**What needs to be done**
Render the following material again verbatim, leaving nothing out.

**Rows**

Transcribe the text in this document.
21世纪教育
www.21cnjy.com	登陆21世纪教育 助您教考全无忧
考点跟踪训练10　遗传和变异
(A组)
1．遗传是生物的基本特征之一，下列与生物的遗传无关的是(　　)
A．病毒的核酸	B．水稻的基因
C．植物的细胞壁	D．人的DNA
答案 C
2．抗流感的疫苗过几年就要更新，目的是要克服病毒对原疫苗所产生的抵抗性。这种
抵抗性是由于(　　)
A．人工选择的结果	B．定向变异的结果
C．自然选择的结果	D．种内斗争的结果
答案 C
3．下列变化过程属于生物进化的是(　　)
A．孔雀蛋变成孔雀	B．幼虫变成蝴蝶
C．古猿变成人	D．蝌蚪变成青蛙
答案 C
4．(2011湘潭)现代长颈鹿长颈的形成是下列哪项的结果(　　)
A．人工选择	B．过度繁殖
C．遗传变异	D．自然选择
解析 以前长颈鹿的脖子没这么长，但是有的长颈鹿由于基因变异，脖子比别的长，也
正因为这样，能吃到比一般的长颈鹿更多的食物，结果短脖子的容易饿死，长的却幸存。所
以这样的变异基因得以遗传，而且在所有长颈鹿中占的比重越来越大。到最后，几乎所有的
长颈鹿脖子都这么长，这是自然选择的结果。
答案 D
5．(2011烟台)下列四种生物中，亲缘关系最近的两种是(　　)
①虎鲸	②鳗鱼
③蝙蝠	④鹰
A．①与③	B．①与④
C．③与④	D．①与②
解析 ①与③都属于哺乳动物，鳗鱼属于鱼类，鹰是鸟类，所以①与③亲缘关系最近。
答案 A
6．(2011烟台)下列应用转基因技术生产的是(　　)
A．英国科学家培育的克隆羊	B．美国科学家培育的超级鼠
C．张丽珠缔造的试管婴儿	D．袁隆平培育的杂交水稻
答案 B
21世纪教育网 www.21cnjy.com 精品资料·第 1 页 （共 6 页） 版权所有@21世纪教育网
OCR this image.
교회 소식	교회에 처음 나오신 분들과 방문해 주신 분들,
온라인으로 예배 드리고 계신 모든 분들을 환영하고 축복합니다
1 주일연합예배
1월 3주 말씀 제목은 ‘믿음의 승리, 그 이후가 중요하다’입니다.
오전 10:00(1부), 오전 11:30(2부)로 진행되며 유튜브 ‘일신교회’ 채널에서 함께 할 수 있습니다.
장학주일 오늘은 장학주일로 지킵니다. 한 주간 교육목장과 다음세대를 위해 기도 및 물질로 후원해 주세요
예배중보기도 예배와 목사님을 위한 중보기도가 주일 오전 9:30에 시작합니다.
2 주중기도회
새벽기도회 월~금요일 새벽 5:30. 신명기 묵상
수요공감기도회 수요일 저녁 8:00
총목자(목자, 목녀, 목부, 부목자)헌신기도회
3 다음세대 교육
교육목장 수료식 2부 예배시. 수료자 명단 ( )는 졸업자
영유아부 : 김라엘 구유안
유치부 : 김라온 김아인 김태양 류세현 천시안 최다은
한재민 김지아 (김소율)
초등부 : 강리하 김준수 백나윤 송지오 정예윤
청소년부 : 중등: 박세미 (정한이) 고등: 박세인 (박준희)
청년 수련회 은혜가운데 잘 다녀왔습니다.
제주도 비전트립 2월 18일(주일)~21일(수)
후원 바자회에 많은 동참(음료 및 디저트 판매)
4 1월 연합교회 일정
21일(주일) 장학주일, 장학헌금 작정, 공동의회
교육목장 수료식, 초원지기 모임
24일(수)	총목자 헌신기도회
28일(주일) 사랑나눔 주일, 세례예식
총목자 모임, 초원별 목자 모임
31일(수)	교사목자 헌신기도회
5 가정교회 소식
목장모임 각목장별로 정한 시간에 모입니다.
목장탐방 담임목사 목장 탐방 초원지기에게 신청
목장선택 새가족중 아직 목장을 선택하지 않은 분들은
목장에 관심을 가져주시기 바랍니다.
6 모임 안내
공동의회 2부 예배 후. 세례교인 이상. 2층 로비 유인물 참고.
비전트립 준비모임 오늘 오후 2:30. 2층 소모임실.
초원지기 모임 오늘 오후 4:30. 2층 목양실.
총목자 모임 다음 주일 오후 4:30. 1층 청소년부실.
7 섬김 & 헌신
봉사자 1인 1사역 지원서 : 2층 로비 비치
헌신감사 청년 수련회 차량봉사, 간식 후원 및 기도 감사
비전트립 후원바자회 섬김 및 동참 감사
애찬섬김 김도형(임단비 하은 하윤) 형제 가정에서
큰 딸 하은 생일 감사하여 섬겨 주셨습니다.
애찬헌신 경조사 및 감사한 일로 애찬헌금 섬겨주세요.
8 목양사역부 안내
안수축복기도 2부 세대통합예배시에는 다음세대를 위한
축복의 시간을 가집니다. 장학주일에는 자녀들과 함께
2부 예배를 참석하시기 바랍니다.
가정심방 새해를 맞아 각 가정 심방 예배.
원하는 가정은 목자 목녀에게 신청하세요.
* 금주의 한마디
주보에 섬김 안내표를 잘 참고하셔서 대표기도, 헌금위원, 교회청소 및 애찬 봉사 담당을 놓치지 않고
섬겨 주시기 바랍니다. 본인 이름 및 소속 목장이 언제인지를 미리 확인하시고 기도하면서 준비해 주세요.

**Answer to this problem**
Transcribe the text in this document.
21世纪教育
www.21cnjy.com	登陆21世纪教育 助您教考全无忧
考点跟踪训练10　遗传和变异
(A组)
1．遗传是生物的基本特征之一，下列与生物的遗传无关的是(　　)
A．病毒的核酸	B．水稻的基因
C．植物的细胞壁	D．人的DNA
答案 C
2．抗流感的疫苗过几年就要更新，目的是要克服病毒对原疫苗所产生的抵抗性。这种
抵抗性是由于(　　)
A．人工选择的结果	B．定向变异的结果
C．自然选择的结果	D．种内斗争的结果
答案 C
3．下列变化过程属于生物进化的是(　　)
A．孔雀蛋变成孔雀	B．幼虫变成蝴蝶
C．古猿变成人	D．蝌蚪变成青蛙
答案 C
4．(2011湘潭)现代长颈鹿长颈的形成是下列哪项的结果(　　)
A．人工选择	B．过度繁殖
C．遗传变异	D．自然选择
解析 以前长颈鹿的脖子没这么长，但是有的长颈鹿由于基因变异，脖子比别的长，也
正因为这样，能吃到比一般的长颈鹿更多的食物，结果短脖子的容易饿死，长的却幸存。所
以这样的变异基因得以遗传，而且在所有长颈鹿中占的比重越来越大。到最后，几乎所有的
长颈鹿脖子都这么长，这是自然选择的结果。
答案 D
5．(2011烟台)下列四种生物中，亲缘关系最近的两种是(　　)
①虎鲸	②鳗鱼
③蝙蝠	④鹰
A．①与③	B．①与④
C．③与④	D．①与②
解析 ①与③都属于哺乳动物，鳗鱼属于鱼类，鹰是鸟类，所以①与③亲缘关系最近。
答案 A
6．(2011烟台)下列应用转基因技术生产的是(　　)
A．英国科学家培育的克隆羊	B．美国科学家培育的超级鼠
C．张丽珠缔造的试管婴儿	D．袁隆平培育的杂交水稻
答案 B
21世纪教育网 www.21cnjy.com 精品资料·第 1 页 （共 6 页） 版权所有@21世纪教育网
OCR this image.
교회 소식	교회에 처음 나오신 분들과 방문해 주신 분들,
온라인으로 예배 드리고 계신 모든 분들을 환영하고 축복합니다
1 주일연합예배
1월 3주 말씀 제목은 ‘믿음의 승리, 그 이후가 중요하다’입니다.
오전 10:00(1부), 오전 11:30(2부)로 진행되며 유튜브 ‘일신교회’ 채널에서 함께 할 수 있습니다.
장학주일 오늘은 장학주일로 지킵니다. 한 주간 교육목장과 다음세대를 위해 기도 및 물질로 후원해 주세요
예배중보기도 예배와 목사님을 위한 중보기도가 주일 오전 9:30에 시작합니다.
2 주중기도회
새벽기도회 월~금요일 새벽 5:30. 신명기 묵상
수요공감기도회 수요일 저녁 8:00
총목자(목자, 목녀, 목부, 부목자)헌신기도회
3 다음세대 교육
교육목장 수료식 2부 예배시. 수료자 명단 ( )는 졸업자
영유아부 : 김라엘 구유안
유치부 : 김라온 김아인 김태양 류세현 천시안 최다은
한재민 김지아 (김소율)
초등부 : 강리하 김준수 백나윤 송지오 정예윤
청소년부 : 중등: 박세미 (정한이) 고등: 박세인 (박준희)
청년 수련회 은혜가운데 잘 다녀왔습니다.
제주도 비전트립 2월 18일(주일)~21일(수)
후원 바자회에 많은 동참(음료 및 디저트 판매)
4 1월 연합교회 일정
21일(주일) 장학주일, 장학헌금 작정, 공동의회
교육목장 수료식, 초원지기 모임
24일(수)	총목자 헌신기도회
28일(주일) 사랑나눔 주일, 세례예식
총목자 모임, 초원별 목자 모임
31일(수)	교사목자 헌신기도회
5 가정교회 소식
목장모임 각목장별로 정한 시간에 모입니다.
목장탐방 담임목사 목장 탐방 초원지기에게 신청
목장선택 새가족중 아직 목장을 선택하지 않은 분들은
목장에 관심을 가져주시기 바랍니다.
6 모임 안내
공동의회 2부 예배 후. 세례교인 이상. 2층 로비 유인물 참고.
비전트립 준비모임 오늘 오후 2:30. 2층 소모임실.
초원지기 모임 오늘 오후 4:30. 2층 목양실.
총목자 모임 다음 주일 오후 4:30. 1층 청소년부실.
7 섬김 & 헌신
봉사자 1인 1사역 지원서 : 2층 로비 비치
헌신감사 청년 수련회 차량봉사, 간식 후원 및 기도 감사
비전트립 후원바자회 섬김 및 동참 감사
애찬섬김 김도형(임단비 하은 하윤) 형제 가정에서
큰 딸 하은 생일 감사하여 섬겨 주셨습니다.
애찬헌신 경조사 및 감사한 일로 애찬헌금 섬겨주세요.
8 목양사역부 안내
안수축복기도 2부 세대통합예배시에는 다음세대를 위한
축복의 시간을 가집니다. 장학주일에는 자녀들과 함께
2부 예배를 참석하시기 바랍니다.
가정심방 새해를 맞아 각 가정 심방 예배.
원하는 가정은 목자 목녀에게 신청하세요.
* 금주의 한마디
주보에 섬김 안내표를 잘 참고하셔서 대표기도, 헌금위원, 교회청소 및 애찬 봉사 담당을 놓치지 않고
섬겨 주시기 바랍니다. 본인 이름 및 소속 목장이 언제인지를 미리 확인하시고 기도하면서 준비해 주세요.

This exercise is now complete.